Begin EXERCISE INPUT

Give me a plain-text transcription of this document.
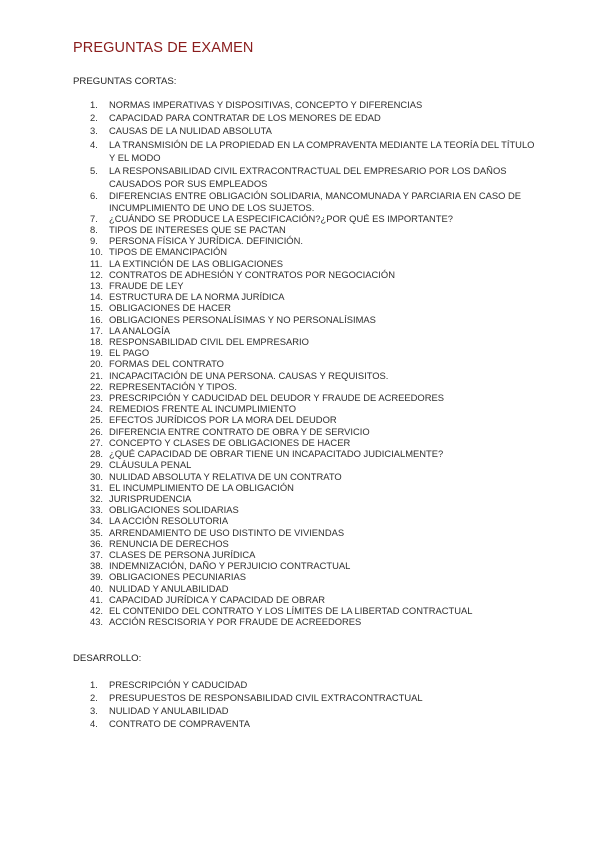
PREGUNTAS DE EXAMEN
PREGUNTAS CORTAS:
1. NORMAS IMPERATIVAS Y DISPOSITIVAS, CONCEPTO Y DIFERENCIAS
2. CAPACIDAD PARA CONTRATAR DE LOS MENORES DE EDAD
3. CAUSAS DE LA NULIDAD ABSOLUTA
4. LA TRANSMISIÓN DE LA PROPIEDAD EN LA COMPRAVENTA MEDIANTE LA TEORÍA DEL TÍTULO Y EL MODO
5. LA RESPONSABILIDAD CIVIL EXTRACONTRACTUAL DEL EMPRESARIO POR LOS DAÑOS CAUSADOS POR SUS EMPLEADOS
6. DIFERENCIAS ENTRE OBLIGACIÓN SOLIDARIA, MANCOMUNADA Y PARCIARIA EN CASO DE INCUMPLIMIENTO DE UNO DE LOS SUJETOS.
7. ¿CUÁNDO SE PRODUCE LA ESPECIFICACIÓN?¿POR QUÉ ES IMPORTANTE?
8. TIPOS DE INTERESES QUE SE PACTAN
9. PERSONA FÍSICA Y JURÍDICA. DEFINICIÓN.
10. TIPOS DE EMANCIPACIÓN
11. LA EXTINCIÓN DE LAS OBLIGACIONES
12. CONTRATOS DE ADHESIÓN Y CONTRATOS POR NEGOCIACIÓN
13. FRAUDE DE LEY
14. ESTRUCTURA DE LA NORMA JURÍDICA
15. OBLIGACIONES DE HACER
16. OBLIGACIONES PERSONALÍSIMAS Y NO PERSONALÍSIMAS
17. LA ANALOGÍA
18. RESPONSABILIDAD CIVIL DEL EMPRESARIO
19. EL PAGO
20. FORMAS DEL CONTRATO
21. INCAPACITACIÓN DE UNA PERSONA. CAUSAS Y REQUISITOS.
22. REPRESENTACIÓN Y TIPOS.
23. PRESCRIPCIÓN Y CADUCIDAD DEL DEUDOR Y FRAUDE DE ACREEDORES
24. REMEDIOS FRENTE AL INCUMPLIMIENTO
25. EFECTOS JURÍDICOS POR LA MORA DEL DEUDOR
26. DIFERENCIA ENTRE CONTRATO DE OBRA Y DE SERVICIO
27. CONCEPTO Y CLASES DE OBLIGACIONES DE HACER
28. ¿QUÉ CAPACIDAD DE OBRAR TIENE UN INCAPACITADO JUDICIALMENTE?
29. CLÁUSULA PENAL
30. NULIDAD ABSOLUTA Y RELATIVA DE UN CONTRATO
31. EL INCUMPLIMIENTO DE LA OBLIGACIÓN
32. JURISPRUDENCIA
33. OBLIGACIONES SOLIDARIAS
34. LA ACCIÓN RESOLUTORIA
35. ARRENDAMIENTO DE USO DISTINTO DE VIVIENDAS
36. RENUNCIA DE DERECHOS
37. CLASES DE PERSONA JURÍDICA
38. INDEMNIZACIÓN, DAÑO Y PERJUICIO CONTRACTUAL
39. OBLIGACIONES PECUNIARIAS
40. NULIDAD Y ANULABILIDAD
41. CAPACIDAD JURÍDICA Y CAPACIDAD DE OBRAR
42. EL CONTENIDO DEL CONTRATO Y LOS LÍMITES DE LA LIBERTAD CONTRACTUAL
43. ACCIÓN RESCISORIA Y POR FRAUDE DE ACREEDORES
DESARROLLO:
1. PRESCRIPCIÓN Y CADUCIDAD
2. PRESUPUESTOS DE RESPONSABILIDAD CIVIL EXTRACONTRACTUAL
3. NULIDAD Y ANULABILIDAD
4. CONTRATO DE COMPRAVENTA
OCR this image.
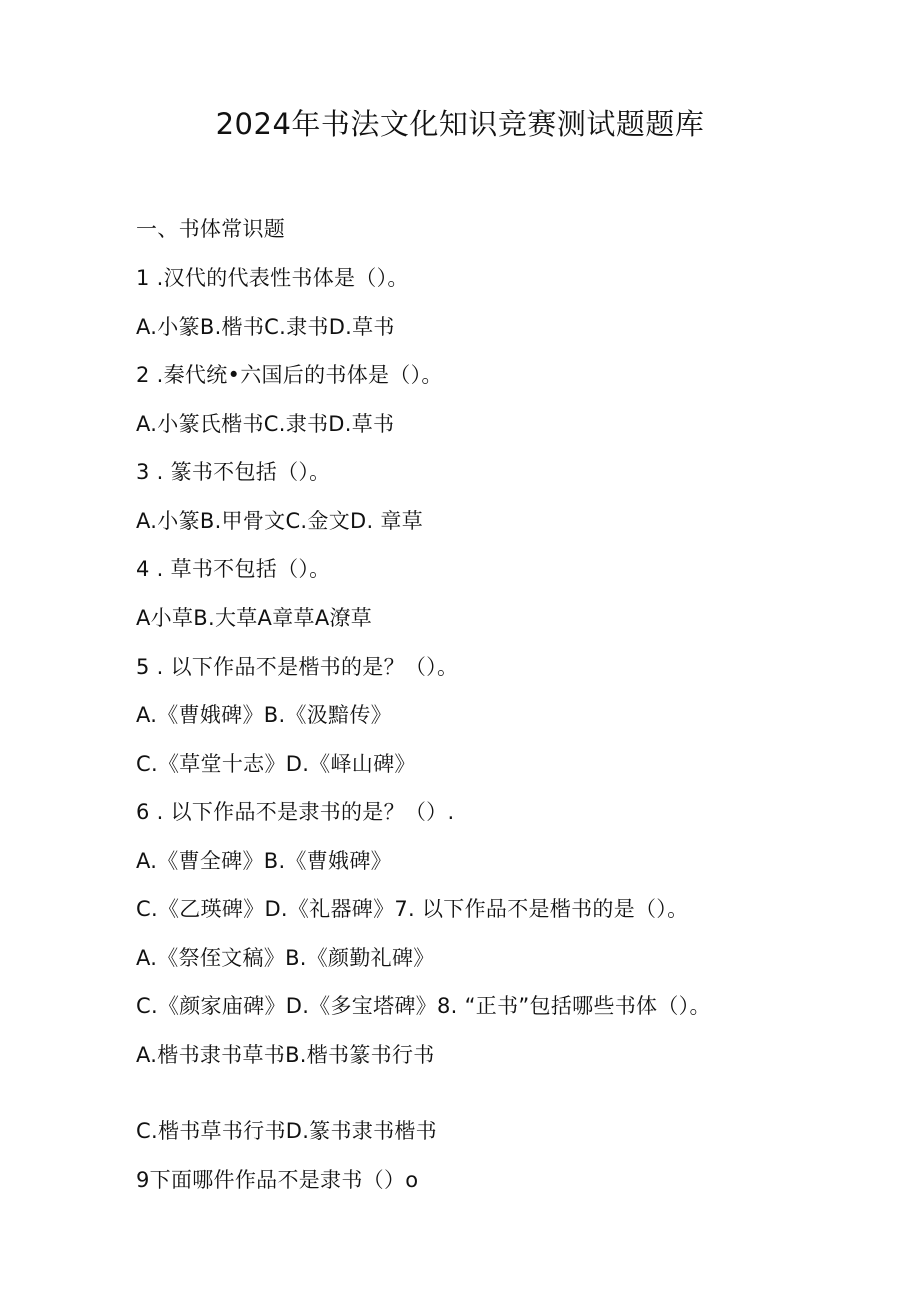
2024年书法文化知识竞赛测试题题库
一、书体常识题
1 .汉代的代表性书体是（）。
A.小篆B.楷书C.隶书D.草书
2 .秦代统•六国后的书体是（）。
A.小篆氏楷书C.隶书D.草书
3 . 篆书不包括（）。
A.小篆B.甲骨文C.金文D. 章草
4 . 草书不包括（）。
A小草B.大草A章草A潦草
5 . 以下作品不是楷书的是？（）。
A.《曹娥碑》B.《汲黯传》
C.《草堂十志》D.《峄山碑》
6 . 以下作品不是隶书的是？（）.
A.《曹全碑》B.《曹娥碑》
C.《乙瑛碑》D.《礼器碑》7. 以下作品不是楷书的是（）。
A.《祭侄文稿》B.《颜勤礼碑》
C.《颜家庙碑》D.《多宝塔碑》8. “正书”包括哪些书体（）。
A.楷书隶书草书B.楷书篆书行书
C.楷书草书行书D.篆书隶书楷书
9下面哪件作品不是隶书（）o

End EXERCISE INPUT

Each line above that holds the string "EMPRESARIO" should be copied and shown.

* _OUTPUT BELOW_
5. LA RESPONSABILIDAD CIVIL EXTRACONTRACTUAL DEL EMPRESARIO POR LOS DAÑOS CAUSADOS POR SUS EMPLEADOS
18. RESPONSABILIDAD CIVIL DEL EMPRESARIO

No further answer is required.